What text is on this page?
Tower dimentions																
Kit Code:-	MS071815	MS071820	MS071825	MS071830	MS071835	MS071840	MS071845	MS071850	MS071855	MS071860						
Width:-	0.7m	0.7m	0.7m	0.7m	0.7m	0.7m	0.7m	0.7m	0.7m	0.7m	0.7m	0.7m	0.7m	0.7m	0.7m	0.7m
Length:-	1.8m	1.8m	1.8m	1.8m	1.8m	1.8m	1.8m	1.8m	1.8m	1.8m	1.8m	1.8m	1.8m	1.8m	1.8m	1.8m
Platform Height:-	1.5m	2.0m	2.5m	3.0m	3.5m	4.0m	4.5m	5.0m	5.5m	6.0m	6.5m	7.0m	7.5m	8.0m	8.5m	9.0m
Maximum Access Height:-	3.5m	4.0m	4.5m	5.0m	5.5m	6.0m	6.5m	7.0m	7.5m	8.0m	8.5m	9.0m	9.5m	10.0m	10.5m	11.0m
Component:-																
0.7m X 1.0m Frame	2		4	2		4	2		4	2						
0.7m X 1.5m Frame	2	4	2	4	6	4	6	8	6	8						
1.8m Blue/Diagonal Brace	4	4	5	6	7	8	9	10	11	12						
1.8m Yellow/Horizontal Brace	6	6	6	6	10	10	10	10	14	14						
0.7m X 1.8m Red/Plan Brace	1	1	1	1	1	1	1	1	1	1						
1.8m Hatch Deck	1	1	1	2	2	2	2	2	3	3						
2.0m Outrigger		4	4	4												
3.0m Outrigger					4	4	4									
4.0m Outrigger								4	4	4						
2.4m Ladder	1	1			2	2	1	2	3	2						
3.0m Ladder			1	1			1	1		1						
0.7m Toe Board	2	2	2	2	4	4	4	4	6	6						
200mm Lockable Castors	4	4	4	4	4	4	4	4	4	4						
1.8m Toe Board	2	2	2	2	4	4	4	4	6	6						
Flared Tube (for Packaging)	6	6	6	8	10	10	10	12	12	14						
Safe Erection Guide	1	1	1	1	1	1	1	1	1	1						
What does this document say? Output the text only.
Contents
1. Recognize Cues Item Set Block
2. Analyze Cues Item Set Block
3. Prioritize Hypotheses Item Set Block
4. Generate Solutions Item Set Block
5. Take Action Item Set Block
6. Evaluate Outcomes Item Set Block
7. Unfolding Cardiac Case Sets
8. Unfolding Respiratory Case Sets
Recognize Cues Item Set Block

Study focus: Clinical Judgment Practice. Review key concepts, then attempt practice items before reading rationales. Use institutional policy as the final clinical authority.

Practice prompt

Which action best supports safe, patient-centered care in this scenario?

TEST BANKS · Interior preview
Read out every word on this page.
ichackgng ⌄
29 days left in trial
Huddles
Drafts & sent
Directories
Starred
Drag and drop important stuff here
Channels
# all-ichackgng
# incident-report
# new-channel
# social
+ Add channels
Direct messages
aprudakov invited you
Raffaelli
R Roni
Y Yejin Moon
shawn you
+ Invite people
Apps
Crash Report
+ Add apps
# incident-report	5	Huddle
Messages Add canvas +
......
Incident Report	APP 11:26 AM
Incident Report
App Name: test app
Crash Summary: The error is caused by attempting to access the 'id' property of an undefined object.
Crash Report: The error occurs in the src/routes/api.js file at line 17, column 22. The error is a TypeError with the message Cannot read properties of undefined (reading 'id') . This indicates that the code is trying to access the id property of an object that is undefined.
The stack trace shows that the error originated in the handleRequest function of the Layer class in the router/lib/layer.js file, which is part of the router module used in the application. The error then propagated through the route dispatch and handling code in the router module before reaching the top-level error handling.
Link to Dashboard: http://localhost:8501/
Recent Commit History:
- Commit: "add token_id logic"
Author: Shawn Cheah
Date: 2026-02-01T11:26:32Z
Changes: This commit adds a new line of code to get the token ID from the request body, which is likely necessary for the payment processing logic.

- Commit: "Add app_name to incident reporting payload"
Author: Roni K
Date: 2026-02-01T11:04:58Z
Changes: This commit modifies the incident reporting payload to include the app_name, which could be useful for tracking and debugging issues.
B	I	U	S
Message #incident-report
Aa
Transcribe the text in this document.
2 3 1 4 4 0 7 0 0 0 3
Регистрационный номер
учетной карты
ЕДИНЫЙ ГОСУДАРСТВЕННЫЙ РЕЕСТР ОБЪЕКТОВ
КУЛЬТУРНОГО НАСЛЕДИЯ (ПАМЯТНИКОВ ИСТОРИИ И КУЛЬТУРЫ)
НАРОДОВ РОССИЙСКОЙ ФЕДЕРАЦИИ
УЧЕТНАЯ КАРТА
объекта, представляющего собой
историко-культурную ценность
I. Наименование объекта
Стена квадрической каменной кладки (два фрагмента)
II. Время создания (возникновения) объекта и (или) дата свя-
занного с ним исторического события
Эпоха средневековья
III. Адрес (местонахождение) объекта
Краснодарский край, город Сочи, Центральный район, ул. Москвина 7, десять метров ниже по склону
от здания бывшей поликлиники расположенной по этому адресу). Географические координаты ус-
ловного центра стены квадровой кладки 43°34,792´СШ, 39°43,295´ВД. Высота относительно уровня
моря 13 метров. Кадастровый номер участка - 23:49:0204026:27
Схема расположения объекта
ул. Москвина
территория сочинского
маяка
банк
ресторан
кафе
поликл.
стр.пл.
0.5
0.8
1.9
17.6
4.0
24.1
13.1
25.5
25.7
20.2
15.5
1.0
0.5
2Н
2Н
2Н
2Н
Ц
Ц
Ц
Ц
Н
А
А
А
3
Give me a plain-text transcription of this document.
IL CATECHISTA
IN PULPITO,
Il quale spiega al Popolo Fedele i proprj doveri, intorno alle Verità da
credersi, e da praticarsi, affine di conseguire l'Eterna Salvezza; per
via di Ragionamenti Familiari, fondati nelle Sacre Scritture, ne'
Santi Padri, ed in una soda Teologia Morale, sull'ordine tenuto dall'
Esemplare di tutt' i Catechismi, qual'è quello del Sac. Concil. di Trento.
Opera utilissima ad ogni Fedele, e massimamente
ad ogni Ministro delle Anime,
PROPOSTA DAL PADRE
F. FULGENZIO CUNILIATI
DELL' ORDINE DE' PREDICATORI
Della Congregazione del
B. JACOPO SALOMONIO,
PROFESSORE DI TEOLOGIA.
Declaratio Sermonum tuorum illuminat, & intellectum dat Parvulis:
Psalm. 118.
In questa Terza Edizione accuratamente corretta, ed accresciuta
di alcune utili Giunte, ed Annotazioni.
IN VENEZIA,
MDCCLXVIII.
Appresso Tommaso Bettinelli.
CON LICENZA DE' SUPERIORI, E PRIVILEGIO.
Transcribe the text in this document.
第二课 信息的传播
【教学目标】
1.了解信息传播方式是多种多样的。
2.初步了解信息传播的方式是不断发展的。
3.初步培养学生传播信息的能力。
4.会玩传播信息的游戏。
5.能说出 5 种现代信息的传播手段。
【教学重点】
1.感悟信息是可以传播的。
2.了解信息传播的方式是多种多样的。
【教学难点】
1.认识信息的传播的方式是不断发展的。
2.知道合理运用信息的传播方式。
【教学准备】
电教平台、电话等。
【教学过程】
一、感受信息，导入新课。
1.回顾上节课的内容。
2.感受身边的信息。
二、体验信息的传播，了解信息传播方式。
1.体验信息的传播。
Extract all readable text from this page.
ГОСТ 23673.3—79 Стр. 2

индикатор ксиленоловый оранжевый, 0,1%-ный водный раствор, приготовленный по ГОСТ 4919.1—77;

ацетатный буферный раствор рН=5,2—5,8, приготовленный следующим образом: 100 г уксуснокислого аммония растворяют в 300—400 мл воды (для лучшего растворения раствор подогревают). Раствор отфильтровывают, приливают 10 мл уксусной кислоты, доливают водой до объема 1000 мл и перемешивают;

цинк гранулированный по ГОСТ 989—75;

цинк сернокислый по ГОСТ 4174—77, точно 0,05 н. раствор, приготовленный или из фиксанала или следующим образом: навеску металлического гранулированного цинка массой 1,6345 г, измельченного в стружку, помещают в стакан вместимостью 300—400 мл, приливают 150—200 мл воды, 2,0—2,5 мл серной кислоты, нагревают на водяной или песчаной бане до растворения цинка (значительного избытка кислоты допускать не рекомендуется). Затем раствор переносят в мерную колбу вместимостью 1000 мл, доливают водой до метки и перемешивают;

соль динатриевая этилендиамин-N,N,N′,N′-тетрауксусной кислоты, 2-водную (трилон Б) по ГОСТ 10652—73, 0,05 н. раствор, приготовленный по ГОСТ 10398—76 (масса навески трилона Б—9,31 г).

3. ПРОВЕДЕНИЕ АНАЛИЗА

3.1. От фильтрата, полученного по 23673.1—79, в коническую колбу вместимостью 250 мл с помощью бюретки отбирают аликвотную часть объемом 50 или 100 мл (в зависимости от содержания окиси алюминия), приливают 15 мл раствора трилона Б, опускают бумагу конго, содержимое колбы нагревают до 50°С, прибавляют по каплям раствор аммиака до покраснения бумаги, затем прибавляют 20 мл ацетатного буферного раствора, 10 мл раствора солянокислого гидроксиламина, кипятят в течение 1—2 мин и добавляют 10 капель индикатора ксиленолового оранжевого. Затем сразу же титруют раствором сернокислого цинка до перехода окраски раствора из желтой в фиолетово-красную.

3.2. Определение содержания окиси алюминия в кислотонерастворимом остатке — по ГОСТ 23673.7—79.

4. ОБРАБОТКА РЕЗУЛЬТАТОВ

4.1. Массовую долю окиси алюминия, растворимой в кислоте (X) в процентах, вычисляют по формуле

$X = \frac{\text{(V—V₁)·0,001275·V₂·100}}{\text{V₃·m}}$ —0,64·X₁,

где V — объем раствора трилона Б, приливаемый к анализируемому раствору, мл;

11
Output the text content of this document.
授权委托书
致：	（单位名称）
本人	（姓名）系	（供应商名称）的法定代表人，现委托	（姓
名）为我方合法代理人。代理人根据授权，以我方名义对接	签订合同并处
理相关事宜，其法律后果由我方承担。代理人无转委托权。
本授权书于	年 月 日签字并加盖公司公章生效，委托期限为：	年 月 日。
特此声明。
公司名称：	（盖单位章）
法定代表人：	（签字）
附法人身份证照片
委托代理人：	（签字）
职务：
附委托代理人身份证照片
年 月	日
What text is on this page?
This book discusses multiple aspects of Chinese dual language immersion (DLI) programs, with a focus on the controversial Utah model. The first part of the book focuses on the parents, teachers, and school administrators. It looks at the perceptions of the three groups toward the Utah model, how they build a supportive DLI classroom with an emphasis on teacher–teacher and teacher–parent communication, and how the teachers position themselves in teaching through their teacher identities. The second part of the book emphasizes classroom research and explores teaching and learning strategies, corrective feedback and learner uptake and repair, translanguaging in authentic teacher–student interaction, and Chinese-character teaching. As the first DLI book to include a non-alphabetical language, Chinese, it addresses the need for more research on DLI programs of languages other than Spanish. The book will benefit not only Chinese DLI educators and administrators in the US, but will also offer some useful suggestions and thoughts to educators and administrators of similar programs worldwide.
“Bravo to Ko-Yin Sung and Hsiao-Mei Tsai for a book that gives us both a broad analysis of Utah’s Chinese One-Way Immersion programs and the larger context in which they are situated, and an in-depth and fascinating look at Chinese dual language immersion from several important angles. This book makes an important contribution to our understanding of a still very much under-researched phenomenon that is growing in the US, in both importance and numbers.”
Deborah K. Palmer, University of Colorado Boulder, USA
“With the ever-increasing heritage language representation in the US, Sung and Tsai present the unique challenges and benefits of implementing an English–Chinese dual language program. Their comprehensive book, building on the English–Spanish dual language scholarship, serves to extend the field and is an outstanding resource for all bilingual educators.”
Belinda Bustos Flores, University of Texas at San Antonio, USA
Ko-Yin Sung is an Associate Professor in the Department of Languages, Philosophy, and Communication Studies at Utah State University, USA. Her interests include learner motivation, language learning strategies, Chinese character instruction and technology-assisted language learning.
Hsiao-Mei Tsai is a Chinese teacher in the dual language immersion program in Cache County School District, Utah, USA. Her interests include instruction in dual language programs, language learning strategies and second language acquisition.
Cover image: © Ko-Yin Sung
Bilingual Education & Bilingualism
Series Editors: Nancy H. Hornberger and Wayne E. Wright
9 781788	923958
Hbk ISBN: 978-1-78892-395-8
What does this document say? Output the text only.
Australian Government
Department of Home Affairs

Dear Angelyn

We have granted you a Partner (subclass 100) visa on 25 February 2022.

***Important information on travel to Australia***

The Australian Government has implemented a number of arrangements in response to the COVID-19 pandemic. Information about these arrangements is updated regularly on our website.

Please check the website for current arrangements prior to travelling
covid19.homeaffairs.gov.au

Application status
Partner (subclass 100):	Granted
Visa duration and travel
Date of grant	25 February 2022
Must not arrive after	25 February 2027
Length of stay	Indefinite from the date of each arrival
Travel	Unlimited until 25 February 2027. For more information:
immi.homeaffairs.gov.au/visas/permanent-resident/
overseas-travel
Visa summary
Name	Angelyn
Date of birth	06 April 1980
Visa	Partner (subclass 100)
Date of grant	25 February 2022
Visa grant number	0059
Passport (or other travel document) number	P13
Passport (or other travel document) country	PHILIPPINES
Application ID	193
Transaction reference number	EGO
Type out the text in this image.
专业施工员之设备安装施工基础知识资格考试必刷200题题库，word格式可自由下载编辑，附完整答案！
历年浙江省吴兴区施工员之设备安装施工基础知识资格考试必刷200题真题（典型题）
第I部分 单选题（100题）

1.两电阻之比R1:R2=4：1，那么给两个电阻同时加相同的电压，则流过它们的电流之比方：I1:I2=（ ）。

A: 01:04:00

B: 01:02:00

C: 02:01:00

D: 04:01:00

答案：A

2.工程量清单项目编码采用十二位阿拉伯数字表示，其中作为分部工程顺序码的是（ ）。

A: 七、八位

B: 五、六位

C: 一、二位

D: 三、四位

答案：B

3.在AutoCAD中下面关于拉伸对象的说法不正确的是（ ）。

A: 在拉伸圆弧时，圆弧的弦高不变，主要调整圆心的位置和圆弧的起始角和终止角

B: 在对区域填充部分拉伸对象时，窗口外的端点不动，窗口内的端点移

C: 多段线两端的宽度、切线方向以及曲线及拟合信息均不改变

> Instructions to follow:
Pick out the lines above that hold the string "website" and show them.

> Written response:
The Australian Government has implemented a number of arrangements in response to the COVID-19 pandemic. Information about these arrangements is updated regularly on our website.
Please check the website for current arrangements prior to travelling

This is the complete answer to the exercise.